GOAL OF THE EXERCISE = Restate the full listing word for word and leave the pictures out.

MATERIAL FOR THIS TASK =
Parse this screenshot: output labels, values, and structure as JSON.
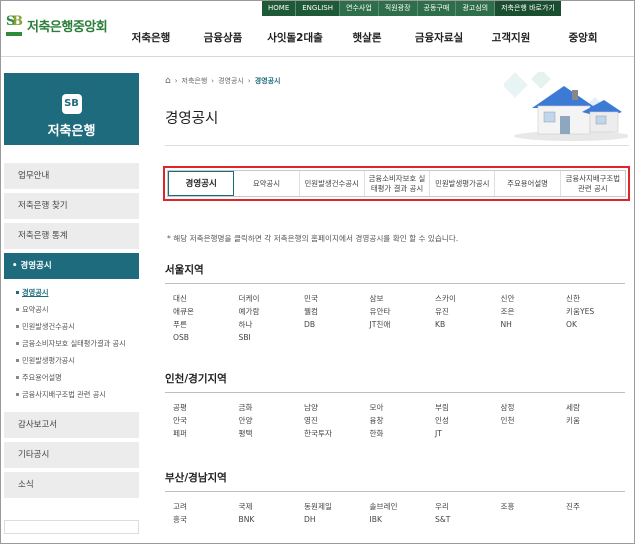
{
  "header": {
    "logo_mark": "SB",
    "logo_name": "저축은행중앙회",
    "topbar": [
      "HOME",
      "ENGLISH",
      "연수사업",
      "직원광장",
      "공동구매",
      "광고심의",
      "저축은행 바로가기"
    ],
    "mainnav": [
      "저축은행",
      "금융상품",
      "사잇돌2대출",
      "햇살론",
      "금융자료실",
      "고객지원",
      "중앙회"
    ]
  },
  "sidebar": {
    "badge": "SB",
    "title": "저축은행",
    "items_top": [
      "업무안내",
      "저축은행 찾기",
      "저축은행 통계"
    ],
    "active_item": "경영공시",
    "sub_items": [
      "경영공시",
      "요약공시",
      "민원발생건수공시",
      "금융소비자보호 실태평가결과 공시",
      "민원발생평가공시",
      "주요용어설명",
      "금융사지배구조법 관련 공시"
    ],
    "items_bottom": [
      "감사보고서",
      "기타공시",
      "소식"
    ]
  },
  "breadcrumb": {
    "home_icon": "⌂",
    "items": [
      "저축은행",
      "경영공시"
    ],
    "current": "경영공시"
  },
  "page_title": "경영공시",
  "tabs": [
    {
      "label": "경영공시",
      "active": true
    },
    {
      "label": "요약공시",
      "active": false
    },
    {
      "label": "민원발생건수공시",
      "active": false
    },
    {
      "label": "금융소비자보호 실태평가 결과 공시",
      "active": false
    },
    {
      "label": "민원발생평가공시",
      "active": false
    },
    {
      "label": "주요용어설명",
      "active": false
    },
    {
      "label": "금융사지배구조법 관련 공시",
      "active": false
    }
  ],
  "notice": "* 해당 저축은행명을 클릭하면 각 저축은행의 홈페이지에서 경영공시를 확인 할 수 있습니다.",
  "regions": [
    {
      "title": "서울지역",
      "banks": [
        "대신",
        "더케이",
        "민국",
        "삼보",
        "스카이",
        "신안",
        "신한",
        "애큐온",
        "예가람",
        "웰컴",
        "유안타",
        "유진",
        "조은",
        "키움YES",
        "푸른",
        "하나",
        "DB",
        "JT친애",
        "KB",
        "NH",
        "OK",
        "OSB",
        "SBI"
      ]
    },
    {
      "title": "인천/경기지역",
      "banks": [
        "공평",
        "금화",
        "남양",
        "모아",
        "부림",
        "삼정",
        "세람",
        "안국",
        "안양",
        "영진",
        "융창",
        "인성",
        "인천",
        "키움",
        "페퍼",
        "평택",
        "한국투자",
        "한화",
        "JT"
      ]
    },
    {
      "title": "부산/경남지역",
      "banks": [
        "고려",
        "국제",
        "동원제일",
        "솔브레인",
        "우리",
        "조흥",
        "진주",
        "흥국",
        "BNK",
        "DH",
        "IBK",
        "S&T"
      ]
    }
  ]
}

OUTPUT OF THE TASK =
Parse this screenshot: output labels, values, and structure as JSON.
{
  "header": {
    "logo_mark": "SB",
    "logo_name": "저축은행중앙회",
    "topbar": [
      "HOME",
      "ENGLISH",
      "연수사업",
      "직원광장",
      "공동구매",
      "광고심의",
      "저축은행 바로가기"
    ],
    "mainnav": [
      "저축은행",
      "금융상품",
      "사잇돌2대출",
      "햇살론",
      "금융자료실",
      "고객지원",
      "중앙회"
    ]
  },
  "sidebar": {
    "badge": "SB",
    "title": "저축은행",
    "items_top": [
      "업무안내",
      "저축은행 찾기",
      "저축은행 통계"
    ],
    "active_item": "경영공시",
    "sub_items": [
      "경영공시",
      "요약공시",
      "민원발생건수공시",
      "금융소비자보호 실태평가결과 공시",
      "민원발생평가공시",
      "주요용어설명",
      "금융사지배구조법 관련 공시"
    ],
    "items_bottom": [
      "감사보고서",
      "기타공시",
      "소식"
    ]
  },
  "breadcrumb": {
    "home_icon": "⌂",
    "items": [
      "저축은행",
      "경영공시"
    ],
    "current": "경영공시"
  },
  "page_title": "경영공시",
  "tabs": [
    {
      "label": "경영공시",
      "active": true
    },
    {
      "label": "요약공시",
      "active": false
    },
    {
      "label": "민원발생건수공시",
      "active": false
    },
    {
      "label": "금융소비자보호 실태평가 결과 공시",
      "active": false
    },
    {
      "label": "민원발생평가공시",
      "active": false
    },
    {
      "label": "주요용어설명",
      "active": false
    },
    {
      "label": "금융사지배구조법 관련 공시",
      "active": false
    }
  ],
  "notice": "* 해당 저축은행명을 클릭하면 각 저축은행의 홈페이지에서 경영공시를 확인 할 수 있습니다.",
  "regions": [
    {
      "title": "서울지역",
      "banks": [
        "대신",
        "더케이",
        "민국",
        "삼보",
        "스카이",
        "신안",
        "신한",
        "애큐온",
        "예가람",
        "웰컴",
        "유안타",
        "유진",
        "조은",
        "키움YES",
        "푸른",
        "하나",
        "DB",
        "JT친애",
        "KB",
        "NH",
        "OK",
        "OSB",
        "SBI"
      ]
    },
    {
      "title": "인천/경기지역",
      "banks": [
        "공평",
        "금화",
        "남양",
        "모아",
        "부림",
        "삼정",
        "세람",
        "안국",
        "안양",
        "영진",
        "융창",
        "인성",
        "인천",
        "키움",
        "페퍼",
        "평택",
        "한국투자",
        "한화",
        "JT"
      ]
    },
    {
      "title": "부산/경남지역",
      "banks": [
        "고려",
        "국제",
        "동원제일",
        "솔브레인",
        "우리",
        "조흥",
        "진주",
        "흥국",
        "BNK",
        "DH",
        "IBK",
        "S&T"
      ]
    }
  ]
}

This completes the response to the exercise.